* Given request *
Copy the rows below without any changes, starting at the first row and ending at the row containing "dialog-buttons: 确定 复位".

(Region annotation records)
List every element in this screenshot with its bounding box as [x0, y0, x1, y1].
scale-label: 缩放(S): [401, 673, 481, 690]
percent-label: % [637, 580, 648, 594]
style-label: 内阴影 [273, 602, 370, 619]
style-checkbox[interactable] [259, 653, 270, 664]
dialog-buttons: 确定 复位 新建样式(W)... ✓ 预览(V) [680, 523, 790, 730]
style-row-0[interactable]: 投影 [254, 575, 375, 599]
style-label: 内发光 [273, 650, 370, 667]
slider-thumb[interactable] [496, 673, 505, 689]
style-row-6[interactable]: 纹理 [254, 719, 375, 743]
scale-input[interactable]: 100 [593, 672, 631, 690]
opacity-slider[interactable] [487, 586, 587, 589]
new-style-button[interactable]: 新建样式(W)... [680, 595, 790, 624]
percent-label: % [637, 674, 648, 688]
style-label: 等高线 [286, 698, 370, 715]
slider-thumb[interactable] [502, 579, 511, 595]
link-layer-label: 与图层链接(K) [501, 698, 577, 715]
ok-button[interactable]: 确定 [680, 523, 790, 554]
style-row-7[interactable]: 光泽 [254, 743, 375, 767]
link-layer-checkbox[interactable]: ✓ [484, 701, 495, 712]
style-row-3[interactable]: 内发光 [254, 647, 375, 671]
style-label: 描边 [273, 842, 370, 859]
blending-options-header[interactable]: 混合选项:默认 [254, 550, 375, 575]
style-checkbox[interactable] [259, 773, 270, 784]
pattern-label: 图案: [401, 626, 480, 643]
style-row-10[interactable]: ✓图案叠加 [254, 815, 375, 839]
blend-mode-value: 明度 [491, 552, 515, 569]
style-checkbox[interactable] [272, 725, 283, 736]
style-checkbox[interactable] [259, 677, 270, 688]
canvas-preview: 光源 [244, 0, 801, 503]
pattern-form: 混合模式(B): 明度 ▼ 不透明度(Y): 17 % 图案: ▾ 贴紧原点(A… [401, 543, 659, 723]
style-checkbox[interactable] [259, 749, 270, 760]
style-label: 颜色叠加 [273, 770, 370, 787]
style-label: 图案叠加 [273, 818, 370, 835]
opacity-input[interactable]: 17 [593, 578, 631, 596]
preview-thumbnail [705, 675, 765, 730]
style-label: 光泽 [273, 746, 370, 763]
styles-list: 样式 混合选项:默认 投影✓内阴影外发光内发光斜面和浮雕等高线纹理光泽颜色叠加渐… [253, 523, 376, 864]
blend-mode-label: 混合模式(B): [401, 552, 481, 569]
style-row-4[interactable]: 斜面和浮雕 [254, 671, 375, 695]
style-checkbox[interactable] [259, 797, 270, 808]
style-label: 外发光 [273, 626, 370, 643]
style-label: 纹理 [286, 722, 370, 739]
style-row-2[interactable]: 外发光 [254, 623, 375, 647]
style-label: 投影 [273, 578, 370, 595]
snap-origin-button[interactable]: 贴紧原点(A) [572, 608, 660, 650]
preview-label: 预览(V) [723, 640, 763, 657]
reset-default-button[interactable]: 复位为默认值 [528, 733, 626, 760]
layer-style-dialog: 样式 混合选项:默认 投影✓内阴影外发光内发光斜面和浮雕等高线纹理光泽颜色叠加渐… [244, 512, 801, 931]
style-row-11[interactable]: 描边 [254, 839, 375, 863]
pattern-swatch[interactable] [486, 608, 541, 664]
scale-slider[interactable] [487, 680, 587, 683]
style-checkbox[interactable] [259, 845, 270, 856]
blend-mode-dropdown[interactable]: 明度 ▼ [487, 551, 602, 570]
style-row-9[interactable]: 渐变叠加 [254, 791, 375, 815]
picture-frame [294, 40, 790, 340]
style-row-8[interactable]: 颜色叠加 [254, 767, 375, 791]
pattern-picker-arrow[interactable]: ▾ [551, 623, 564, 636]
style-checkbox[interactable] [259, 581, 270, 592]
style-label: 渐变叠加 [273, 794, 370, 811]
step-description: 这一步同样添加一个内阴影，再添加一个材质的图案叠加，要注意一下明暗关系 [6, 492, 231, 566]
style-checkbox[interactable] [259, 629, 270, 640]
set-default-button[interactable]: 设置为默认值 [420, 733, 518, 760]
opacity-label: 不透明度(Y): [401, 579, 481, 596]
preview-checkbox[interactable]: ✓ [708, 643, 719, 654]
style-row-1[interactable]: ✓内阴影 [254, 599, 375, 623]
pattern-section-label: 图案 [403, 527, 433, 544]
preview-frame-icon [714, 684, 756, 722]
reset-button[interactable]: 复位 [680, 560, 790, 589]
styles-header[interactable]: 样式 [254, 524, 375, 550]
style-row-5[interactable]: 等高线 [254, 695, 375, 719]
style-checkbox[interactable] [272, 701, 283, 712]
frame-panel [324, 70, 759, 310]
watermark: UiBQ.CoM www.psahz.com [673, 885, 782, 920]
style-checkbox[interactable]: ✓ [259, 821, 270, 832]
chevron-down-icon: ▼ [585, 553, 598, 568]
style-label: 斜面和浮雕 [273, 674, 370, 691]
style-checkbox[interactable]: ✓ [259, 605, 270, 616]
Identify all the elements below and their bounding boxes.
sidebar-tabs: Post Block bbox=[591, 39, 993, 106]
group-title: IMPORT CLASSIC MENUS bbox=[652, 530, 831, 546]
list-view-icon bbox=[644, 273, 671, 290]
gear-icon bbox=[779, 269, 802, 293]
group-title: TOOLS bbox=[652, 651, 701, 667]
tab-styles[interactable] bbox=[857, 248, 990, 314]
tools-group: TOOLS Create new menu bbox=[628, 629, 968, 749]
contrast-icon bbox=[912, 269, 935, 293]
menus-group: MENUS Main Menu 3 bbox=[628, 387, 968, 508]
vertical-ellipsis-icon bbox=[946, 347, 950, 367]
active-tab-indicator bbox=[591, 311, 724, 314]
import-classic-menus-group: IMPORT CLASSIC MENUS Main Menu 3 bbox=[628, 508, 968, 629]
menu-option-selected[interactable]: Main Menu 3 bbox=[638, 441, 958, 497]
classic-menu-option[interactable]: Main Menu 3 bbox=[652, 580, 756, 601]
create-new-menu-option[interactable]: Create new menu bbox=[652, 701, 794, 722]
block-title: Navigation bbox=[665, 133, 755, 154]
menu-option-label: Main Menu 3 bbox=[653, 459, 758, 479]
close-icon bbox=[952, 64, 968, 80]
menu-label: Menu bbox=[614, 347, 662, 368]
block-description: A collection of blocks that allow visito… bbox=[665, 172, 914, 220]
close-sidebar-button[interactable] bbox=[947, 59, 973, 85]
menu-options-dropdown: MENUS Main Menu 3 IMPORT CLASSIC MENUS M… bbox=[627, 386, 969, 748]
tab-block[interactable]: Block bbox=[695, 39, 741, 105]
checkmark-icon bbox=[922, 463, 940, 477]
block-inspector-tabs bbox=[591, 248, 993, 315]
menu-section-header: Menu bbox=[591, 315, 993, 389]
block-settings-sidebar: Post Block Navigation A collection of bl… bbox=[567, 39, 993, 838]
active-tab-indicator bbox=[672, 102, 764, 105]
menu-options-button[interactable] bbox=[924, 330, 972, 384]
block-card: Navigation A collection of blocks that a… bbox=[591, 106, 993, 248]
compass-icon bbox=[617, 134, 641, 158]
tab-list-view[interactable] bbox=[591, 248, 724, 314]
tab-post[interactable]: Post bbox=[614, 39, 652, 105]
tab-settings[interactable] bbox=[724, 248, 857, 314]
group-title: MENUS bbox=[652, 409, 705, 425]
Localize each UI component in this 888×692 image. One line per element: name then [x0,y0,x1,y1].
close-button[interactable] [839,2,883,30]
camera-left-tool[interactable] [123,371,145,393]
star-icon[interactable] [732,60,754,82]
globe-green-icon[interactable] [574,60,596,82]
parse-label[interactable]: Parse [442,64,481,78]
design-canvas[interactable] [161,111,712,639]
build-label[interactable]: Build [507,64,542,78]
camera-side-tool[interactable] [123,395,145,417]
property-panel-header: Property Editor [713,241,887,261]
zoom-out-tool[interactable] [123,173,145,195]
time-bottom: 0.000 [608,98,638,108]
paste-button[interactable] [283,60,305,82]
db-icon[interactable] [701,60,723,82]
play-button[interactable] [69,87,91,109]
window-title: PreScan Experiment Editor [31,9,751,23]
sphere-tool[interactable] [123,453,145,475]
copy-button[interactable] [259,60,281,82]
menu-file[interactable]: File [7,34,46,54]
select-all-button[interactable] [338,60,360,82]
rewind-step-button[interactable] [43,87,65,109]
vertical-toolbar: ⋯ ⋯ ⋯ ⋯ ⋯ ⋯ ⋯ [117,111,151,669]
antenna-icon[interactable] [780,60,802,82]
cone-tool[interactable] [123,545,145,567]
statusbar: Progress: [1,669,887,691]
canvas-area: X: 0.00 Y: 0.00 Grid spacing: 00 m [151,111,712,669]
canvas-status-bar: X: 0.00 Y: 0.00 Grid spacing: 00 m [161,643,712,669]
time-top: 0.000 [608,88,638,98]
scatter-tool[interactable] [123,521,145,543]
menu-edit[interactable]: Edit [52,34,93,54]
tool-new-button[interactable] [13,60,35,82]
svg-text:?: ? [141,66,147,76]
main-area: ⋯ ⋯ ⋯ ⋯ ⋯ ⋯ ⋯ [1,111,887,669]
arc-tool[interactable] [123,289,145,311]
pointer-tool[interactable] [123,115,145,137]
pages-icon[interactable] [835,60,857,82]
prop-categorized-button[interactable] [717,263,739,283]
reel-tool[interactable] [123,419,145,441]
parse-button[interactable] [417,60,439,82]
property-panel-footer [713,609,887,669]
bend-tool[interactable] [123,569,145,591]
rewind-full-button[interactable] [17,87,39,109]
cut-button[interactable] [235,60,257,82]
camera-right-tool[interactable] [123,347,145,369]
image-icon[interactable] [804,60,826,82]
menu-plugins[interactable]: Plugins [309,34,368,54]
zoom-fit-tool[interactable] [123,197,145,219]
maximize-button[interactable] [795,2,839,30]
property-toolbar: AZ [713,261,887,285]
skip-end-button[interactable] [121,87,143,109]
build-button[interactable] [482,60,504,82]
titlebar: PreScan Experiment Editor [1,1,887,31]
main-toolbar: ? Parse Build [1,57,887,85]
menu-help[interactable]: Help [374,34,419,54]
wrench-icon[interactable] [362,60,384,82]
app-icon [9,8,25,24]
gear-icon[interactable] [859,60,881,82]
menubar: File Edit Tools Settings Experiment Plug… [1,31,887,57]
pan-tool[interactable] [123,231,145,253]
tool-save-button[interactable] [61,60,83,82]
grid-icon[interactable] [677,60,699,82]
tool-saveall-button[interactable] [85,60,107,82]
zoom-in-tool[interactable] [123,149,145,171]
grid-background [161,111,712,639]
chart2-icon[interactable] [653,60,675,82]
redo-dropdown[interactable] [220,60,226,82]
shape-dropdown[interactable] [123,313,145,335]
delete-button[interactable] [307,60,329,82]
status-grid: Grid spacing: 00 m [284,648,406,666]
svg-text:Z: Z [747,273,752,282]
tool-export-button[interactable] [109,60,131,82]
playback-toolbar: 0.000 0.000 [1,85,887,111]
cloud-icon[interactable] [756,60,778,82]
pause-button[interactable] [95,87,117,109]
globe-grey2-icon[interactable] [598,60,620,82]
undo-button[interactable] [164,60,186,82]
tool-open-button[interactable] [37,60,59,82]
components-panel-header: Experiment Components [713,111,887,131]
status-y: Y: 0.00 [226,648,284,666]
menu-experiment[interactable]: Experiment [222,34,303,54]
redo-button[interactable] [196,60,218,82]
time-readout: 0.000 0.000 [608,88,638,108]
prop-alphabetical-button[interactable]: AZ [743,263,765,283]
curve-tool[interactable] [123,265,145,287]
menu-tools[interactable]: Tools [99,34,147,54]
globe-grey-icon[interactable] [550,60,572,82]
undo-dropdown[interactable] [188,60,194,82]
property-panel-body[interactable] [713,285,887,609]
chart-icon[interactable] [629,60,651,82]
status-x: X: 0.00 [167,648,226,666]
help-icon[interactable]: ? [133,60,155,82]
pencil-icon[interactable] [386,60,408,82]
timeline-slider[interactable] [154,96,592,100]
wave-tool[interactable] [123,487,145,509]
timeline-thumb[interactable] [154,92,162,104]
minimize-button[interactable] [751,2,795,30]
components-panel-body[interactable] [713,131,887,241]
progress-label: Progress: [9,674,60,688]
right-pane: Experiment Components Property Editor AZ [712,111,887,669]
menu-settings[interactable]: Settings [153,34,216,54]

* Reply *
List every element in this screenshot with its bounding box as [x0, y0, x1, y1].
scale-label: 缩放(S): [401, 673, 481, 690]
percent-label: % [637, 580, 648, 594]
style-label: 内阴影 [273, 602, 370, 619]
style-checkbox[interactable] [259, 653, 270, 664]
dialog-buttons: 确定 复位 新建样式(W)... ✓ 预览(V) [680, 523, 790, 730]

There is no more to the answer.